How to complete this task: How many separate lines of the data contain "unsterile"? Give the count and nothing else.

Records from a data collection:
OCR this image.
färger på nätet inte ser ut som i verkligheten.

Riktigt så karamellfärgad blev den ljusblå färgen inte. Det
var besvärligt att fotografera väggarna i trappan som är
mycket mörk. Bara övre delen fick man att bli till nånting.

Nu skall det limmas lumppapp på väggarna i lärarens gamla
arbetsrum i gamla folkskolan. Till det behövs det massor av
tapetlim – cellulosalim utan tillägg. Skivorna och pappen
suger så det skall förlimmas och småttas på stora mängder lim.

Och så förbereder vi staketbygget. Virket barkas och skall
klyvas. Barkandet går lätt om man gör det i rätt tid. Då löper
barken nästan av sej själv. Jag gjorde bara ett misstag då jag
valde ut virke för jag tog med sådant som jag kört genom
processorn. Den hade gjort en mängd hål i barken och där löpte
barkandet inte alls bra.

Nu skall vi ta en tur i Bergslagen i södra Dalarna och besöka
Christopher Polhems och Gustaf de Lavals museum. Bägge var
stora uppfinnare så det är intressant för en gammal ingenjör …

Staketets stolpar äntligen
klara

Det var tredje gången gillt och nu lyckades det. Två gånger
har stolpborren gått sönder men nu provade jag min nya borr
==
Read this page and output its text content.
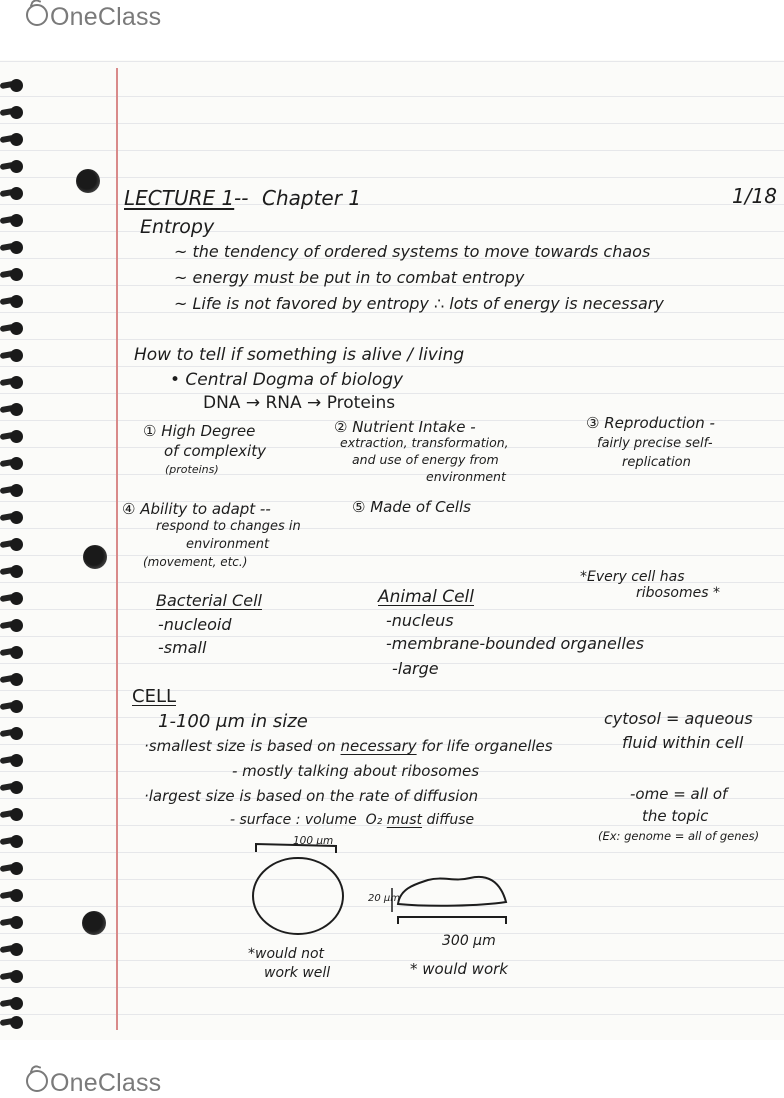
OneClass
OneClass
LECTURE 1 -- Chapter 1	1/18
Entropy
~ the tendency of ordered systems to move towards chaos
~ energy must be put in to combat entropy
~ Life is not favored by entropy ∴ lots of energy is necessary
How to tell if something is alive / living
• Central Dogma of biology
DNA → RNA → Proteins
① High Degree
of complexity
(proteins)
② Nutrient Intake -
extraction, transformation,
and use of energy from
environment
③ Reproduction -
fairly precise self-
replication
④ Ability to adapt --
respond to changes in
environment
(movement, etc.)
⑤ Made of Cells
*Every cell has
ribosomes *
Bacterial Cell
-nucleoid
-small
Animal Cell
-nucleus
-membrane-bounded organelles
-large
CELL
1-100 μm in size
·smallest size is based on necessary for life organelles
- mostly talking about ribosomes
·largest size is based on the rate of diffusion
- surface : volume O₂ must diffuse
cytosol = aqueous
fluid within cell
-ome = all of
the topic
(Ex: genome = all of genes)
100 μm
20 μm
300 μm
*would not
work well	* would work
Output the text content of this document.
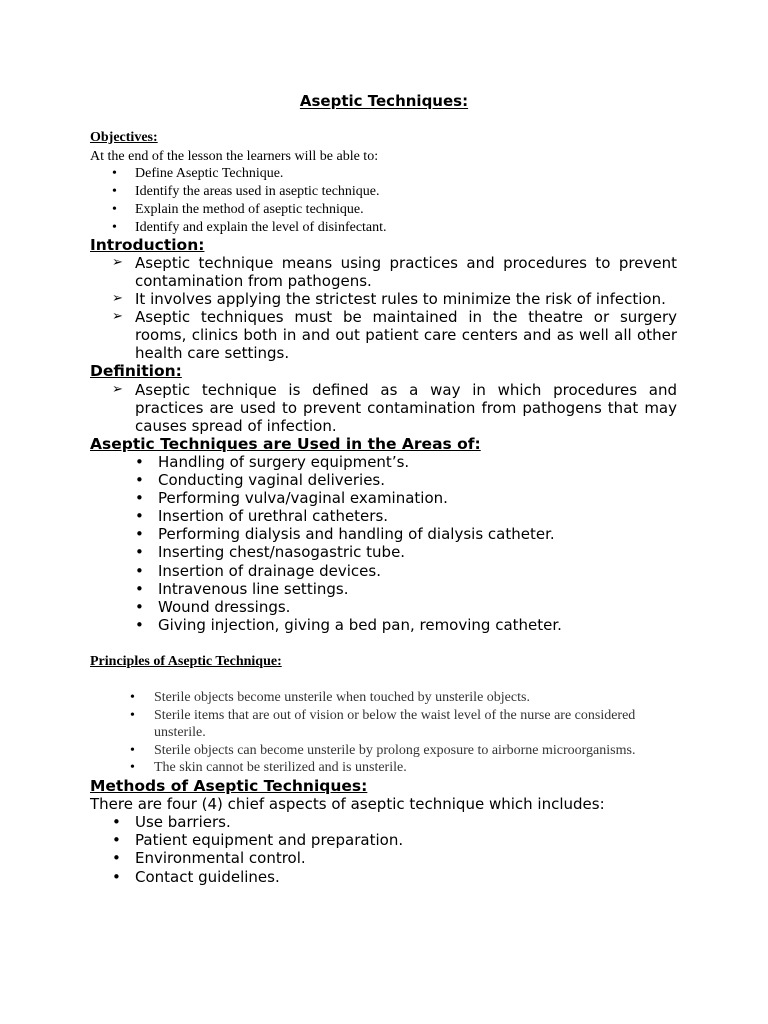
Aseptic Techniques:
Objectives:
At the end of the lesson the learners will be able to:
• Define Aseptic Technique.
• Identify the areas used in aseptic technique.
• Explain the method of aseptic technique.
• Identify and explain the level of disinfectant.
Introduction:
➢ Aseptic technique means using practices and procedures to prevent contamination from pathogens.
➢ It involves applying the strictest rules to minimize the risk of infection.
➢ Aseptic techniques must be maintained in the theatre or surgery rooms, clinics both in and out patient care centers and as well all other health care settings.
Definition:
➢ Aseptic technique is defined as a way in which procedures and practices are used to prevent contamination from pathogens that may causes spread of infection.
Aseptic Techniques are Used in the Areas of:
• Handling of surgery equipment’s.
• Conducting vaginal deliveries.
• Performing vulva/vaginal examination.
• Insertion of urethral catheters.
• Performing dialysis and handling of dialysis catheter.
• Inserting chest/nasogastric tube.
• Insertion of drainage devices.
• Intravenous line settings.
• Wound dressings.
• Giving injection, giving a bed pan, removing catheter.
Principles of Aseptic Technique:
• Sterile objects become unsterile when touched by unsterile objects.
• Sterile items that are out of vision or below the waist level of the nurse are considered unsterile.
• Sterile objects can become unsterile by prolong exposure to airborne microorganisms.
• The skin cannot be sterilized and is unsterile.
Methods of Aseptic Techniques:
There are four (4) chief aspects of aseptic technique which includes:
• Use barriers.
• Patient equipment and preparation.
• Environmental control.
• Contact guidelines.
...
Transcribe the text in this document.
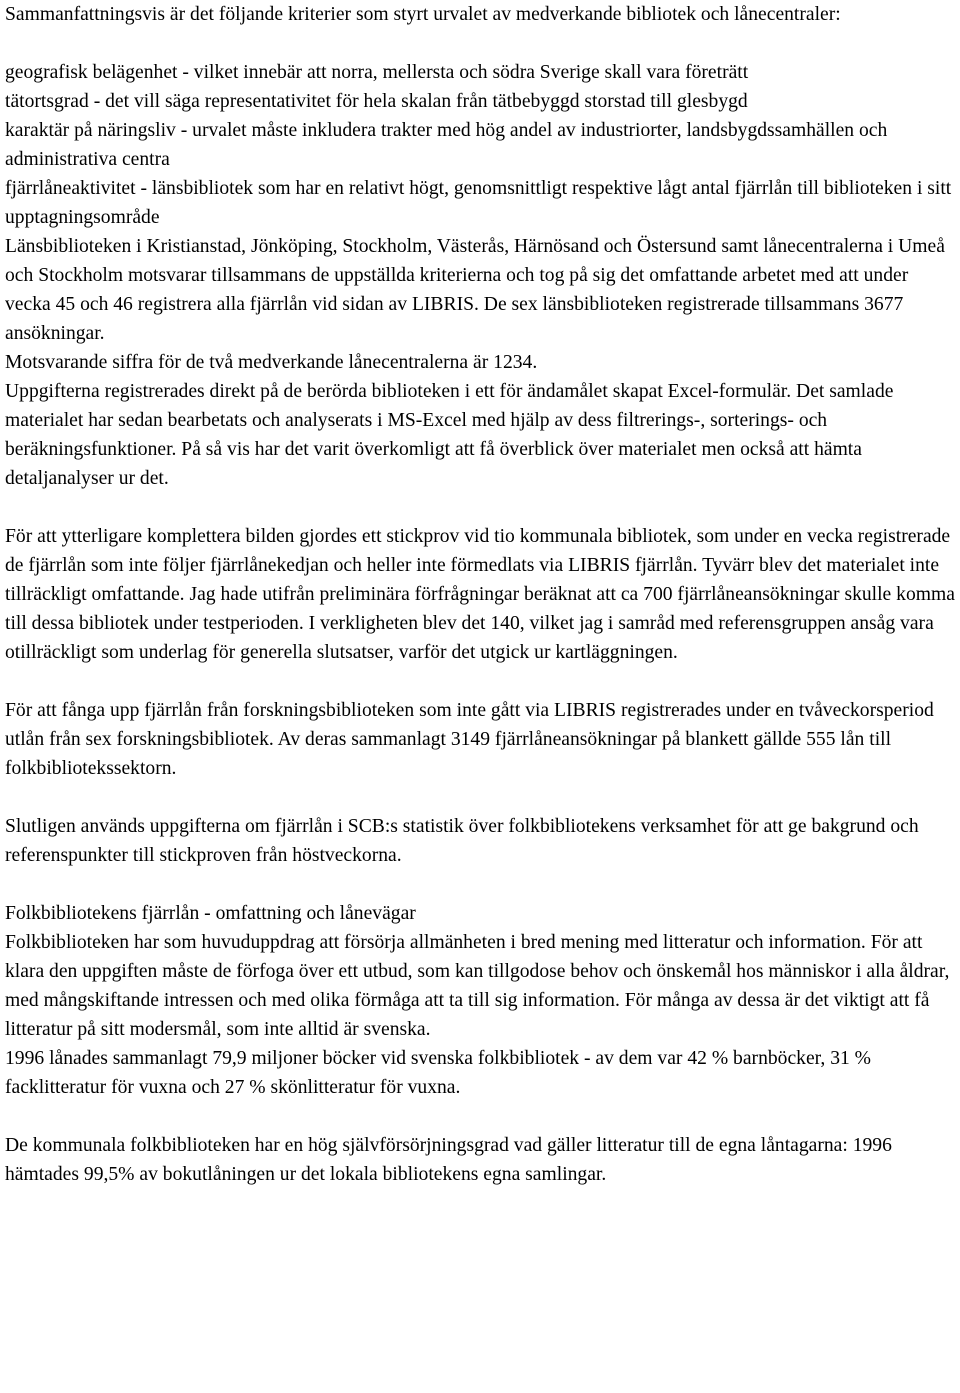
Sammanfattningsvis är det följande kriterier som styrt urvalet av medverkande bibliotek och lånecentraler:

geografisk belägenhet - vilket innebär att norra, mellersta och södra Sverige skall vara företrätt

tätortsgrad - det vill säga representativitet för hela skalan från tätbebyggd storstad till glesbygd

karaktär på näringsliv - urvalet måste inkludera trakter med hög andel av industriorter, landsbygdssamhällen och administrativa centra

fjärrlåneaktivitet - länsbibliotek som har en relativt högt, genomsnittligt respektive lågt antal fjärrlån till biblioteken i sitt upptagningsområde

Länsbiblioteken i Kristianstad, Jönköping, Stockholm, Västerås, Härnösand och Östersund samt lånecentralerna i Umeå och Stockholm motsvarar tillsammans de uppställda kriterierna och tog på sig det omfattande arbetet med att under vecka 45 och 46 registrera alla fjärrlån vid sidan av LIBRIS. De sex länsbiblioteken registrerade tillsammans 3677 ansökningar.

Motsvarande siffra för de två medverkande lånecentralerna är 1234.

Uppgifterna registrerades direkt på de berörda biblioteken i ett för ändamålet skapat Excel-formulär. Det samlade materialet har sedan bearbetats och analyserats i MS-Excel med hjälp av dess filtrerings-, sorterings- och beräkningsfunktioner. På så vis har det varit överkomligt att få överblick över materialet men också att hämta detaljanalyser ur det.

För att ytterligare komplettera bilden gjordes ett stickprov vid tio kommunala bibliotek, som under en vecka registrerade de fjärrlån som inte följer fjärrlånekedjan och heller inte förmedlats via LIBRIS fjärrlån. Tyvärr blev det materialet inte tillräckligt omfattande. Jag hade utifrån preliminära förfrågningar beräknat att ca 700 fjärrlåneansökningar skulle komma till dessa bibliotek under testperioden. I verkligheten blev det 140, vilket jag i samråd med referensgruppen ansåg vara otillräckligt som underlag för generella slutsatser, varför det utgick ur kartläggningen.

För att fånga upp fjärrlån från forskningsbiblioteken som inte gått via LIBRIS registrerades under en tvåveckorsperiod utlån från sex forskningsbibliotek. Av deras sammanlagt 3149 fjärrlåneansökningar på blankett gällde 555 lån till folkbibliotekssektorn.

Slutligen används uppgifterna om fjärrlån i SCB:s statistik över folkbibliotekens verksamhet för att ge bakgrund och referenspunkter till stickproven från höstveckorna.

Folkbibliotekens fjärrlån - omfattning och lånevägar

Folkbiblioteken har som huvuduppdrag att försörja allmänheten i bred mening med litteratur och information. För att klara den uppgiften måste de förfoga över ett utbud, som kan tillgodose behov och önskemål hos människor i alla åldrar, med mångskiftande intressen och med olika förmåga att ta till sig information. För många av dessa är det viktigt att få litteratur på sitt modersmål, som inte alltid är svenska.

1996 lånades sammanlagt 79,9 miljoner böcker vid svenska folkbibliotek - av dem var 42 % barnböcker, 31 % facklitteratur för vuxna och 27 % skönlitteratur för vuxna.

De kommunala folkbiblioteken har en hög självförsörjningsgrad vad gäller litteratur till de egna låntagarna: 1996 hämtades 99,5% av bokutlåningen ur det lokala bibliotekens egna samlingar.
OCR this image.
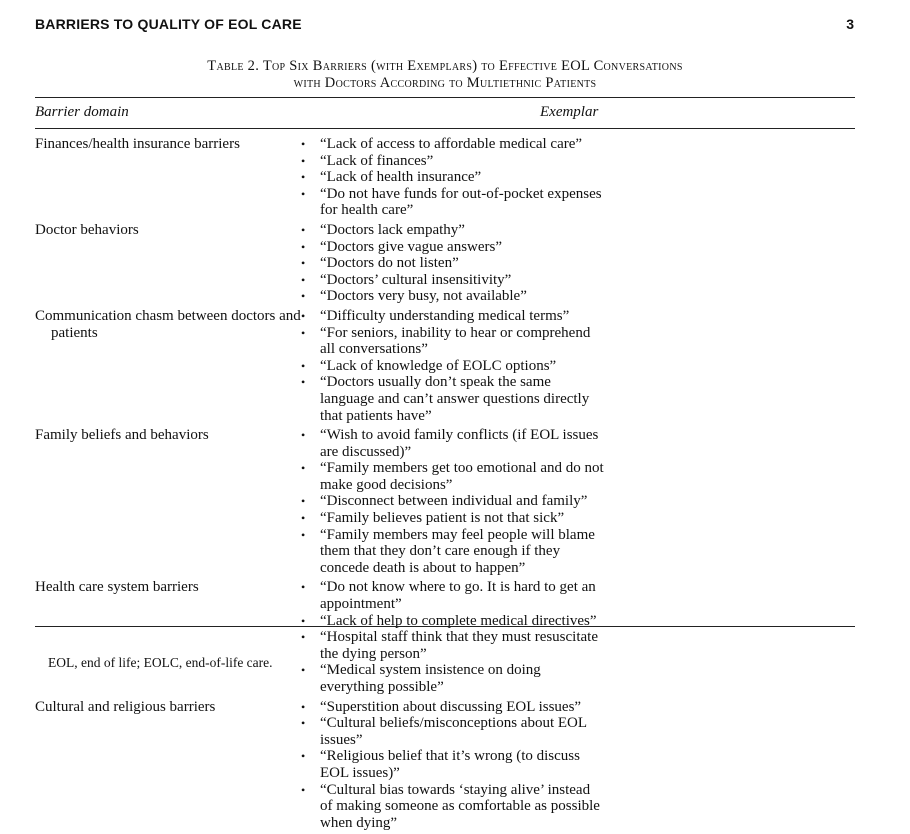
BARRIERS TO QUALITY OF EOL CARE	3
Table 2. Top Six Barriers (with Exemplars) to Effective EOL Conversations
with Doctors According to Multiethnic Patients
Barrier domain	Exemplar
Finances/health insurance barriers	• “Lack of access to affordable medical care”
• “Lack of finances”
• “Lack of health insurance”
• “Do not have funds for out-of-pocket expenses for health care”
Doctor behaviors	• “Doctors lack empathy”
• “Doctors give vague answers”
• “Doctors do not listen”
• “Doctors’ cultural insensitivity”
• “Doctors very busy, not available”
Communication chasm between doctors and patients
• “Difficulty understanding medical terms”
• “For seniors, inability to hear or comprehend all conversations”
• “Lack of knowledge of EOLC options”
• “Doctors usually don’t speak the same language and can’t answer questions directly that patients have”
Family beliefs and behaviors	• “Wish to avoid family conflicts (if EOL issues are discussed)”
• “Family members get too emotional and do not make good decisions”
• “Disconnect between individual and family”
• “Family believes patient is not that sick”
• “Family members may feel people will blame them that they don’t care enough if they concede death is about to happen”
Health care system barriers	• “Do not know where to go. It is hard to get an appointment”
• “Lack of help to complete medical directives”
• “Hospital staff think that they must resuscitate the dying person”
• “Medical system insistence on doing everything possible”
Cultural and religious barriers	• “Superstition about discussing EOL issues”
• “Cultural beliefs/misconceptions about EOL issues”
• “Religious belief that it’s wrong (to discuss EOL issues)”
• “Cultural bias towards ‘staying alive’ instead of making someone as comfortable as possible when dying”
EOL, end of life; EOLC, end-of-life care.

Solution to the exercise: 4